• [Task objective]: Reproduce the lines from the first one through the line containing "x-tick-label: 0 (162, 1454, 224, 1568)", changing "adaptivity" to "refinement" each time it occurs and leaving everything else unchanged.

• [Exercise materials]:
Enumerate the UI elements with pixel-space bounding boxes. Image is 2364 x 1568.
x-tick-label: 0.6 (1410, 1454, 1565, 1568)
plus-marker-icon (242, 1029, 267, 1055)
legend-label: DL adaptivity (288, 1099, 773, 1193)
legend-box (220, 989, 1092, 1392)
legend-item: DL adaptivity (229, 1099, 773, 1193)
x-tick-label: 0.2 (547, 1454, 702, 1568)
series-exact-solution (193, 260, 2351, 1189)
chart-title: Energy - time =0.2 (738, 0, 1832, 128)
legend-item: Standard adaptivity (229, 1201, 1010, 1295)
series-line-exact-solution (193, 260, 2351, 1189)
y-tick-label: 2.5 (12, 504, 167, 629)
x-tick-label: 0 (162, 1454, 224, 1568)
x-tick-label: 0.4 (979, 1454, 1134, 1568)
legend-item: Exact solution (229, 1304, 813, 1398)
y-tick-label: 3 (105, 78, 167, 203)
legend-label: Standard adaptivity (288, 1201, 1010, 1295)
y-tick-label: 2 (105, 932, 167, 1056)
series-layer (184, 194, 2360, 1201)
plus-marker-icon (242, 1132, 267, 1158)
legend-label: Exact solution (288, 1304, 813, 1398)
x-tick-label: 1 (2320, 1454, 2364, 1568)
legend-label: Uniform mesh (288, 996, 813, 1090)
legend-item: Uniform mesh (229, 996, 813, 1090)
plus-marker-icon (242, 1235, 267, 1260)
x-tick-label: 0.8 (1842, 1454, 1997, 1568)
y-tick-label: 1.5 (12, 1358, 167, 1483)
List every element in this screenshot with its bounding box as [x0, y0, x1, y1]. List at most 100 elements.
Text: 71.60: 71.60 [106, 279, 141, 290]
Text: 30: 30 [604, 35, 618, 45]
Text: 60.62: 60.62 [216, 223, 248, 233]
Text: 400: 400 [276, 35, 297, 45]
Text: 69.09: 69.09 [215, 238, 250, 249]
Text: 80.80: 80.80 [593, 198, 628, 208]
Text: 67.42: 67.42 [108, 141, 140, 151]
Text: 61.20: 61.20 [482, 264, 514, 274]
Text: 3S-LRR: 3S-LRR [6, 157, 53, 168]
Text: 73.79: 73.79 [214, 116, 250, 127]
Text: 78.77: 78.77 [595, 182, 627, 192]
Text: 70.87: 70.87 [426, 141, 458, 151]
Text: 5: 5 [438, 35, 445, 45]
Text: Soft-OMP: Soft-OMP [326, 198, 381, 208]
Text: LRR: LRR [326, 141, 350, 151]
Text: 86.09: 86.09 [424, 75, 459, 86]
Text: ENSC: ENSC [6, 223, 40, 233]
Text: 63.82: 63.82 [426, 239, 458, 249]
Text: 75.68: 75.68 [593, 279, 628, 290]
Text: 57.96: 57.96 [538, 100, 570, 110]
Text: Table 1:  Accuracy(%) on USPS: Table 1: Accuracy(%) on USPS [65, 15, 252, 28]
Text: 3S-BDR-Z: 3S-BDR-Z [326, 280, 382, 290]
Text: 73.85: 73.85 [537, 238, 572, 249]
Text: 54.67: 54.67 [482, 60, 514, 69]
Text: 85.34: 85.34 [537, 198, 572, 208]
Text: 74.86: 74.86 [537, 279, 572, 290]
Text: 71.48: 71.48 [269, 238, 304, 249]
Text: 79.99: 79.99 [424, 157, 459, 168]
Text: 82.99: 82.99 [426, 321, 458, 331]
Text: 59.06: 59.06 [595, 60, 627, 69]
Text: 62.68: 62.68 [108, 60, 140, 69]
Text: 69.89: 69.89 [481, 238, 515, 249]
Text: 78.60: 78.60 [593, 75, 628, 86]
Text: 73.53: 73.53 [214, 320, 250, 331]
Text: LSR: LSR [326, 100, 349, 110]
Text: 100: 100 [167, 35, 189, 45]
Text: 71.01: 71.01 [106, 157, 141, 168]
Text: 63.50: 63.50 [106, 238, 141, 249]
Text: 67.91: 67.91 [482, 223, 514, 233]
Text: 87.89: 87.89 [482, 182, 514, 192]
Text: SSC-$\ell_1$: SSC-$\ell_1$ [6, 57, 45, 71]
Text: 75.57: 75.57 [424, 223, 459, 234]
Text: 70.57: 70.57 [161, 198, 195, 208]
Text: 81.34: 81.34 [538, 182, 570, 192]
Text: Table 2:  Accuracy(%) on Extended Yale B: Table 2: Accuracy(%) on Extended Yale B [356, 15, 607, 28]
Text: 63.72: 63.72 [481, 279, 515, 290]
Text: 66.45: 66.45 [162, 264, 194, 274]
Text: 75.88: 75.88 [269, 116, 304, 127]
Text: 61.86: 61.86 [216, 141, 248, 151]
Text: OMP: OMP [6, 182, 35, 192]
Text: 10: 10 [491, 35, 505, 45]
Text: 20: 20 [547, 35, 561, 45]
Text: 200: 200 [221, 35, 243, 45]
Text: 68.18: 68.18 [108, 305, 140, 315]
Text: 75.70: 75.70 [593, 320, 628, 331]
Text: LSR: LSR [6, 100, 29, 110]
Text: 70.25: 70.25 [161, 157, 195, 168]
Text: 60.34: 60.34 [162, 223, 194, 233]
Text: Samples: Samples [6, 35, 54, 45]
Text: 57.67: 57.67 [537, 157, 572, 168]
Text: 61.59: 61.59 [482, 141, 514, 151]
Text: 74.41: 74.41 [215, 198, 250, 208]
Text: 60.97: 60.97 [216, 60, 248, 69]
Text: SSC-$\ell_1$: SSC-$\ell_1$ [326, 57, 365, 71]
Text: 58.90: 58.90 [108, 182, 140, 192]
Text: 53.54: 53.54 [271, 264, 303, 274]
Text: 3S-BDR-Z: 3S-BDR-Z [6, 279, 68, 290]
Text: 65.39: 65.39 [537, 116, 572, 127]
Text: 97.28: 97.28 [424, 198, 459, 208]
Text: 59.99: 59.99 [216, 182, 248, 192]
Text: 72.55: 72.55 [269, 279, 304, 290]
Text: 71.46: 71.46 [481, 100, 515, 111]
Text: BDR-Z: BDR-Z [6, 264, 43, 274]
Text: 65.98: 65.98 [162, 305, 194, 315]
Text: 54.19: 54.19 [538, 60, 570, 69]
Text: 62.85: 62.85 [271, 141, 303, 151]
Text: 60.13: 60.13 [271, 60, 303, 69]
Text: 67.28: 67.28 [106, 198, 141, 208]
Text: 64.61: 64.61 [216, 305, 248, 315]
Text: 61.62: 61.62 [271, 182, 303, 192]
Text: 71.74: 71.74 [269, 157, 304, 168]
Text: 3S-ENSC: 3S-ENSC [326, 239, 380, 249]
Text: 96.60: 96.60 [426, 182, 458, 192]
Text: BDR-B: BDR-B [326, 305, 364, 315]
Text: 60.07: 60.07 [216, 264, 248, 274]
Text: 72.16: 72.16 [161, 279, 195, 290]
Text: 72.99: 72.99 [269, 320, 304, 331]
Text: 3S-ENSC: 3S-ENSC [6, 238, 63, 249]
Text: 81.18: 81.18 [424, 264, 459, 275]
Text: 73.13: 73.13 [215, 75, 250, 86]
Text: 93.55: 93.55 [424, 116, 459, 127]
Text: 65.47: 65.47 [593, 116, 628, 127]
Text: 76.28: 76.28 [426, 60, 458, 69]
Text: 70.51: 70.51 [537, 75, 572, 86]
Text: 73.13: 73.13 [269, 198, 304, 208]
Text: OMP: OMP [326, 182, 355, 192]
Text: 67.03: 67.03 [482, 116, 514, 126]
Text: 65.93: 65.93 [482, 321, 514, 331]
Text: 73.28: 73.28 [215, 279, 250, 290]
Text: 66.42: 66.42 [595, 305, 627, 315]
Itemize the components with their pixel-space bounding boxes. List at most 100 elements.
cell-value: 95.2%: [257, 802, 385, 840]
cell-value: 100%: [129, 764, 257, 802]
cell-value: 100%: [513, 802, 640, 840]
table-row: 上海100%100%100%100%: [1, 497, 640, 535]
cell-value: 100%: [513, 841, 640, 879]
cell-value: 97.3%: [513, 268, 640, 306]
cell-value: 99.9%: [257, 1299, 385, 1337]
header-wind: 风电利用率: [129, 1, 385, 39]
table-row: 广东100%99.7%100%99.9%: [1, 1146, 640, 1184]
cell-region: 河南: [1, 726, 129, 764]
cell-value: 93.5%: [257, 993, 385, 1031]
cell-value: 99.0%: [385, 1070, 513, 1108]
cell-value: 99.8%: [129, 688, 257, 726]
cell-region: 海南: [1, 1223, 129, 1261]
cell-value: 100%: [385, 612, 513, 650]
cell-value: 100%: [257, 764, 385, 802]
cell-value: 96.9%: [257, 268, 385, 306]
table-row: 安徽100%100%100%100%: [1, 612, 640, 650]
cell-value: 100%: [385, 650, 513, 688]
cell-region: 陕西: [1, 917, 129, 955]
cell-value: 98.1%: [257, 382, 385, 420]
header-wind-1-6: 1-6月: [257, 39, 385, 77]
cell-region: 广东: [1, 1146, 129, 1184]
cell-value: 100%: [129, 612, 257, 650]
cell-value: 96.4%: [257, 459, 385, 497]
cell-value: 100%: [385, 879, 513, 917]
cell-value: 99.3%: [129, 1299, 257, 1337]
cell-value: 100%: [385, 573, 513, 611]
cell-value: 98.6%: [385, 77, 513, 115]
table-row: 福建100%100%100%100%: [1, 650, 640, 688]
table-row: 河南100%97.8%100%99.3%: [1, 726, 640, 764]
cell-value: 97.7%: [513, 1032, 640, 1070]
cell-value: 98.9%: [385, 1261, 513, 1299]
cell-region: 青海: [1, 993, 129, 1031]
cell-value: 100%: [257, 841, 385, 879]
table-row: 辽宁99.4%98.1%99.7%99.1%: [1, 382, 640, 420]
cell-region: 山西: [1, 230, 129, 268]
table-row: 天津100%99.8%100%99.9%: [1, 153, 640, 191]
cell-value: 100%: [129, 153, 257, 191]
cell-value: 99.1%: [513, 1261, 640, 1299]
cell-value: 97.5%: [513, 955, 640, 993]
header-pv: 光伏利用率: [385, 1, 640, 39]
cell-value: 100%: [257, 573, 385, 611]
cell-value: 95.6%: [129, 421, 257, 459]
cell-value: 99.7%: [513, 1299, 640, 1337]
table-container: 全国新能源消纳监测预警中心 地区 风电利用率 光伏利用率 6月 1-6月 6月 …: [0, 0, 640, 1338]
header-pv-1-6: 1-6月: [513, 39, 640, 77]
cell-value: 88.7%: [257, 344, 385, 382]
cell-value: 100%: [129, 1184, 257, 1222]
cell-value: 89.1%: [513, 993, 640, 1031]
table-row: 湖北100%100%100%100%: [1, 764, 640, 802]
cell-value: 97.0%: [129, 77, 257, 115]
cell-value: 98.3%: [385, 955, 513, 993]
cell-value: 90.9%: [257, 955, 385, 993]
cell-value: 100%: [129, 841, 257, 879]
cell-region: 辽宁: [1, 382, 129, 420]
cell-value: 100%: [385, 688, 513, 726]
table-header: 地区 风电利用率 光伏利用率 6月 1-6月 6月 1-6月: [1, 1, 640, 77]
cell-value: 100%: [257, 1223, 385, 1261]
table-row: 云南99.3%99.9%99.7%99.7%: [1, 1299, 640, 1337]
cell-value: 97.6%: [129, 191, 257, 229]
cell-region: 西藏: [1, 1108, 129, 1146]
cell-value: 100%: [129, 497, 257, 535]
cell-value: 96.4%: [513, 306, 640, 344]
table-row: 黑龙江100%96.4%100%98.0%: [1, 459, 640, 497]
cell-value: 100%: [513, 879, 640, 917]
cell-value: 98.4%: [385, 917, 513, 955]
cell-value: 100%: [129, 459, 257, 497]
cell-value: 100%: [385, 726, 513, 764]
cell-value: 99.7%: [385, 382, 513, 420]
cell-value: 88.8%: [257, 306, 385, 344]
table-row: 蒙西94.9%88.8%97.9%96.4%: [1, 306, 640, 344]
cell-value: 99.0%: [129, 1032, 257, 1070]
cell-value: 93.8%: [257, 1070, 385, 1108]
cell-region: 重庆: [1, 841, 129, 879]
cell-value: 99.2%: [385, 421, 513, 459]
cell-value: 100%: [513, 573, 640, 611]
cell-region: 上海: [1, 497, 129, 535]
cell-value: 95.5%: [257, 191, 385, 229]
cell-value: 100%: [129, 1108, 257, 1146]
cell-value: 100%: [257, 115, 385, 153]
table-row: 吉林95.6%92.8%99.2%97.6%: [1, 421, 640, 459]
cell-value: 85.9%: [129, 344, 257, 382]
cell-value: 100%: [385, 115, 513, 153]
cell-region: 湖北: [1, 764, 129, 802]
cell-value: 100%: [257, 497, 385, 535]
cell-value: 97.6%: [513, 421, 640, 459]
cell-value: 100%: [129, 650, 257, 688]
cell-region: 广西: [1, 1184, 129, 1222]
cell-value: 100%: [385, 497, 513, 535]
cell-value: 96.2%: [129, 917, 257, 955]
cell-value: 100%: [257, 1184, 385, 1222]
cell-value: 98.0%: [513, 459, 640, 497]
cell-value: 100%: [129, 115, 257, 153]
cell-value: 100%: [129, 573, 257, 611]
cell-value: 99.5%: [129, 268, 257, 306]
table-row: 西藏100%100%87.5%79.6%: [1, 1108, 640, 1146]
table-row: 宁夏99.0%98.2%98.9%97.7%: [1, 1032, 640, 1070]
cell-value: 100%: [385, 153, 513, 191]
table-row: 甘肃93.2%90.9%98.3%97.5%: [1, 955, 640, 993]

• [Response to this exercise]:
Enumerate the UI elements with pixel-space bounding boxes. Image is 2364 x 1568.
x-tick-label: 0.6 (1410, 1454, 1565, 1568)
plus-marker-icon (242, 1029, 267, 1055)
legend-label: DL refinement (288, 1099, 773, 1193)
legend-box (220, 989, 1092, 1392)
legend-item: DL refinement (229, 1099, 773, 1193)
x-tick-label: 0.2 (547, 1454, 702, 1568)
series-exact-solution (193, 260, 2351, 1189)
chart-title: Energy - time =0.2 (738, 0, 1832, 128)
legend-item: Standard refinement (229, 1201, 1010, 1295)
series-line-exact-solution (193, 260, 2351, 1189)
y-tick-label: 2.5 (12, 504, 167, 629)
x-tick-label: 0 (162, 1454, 224, 1568)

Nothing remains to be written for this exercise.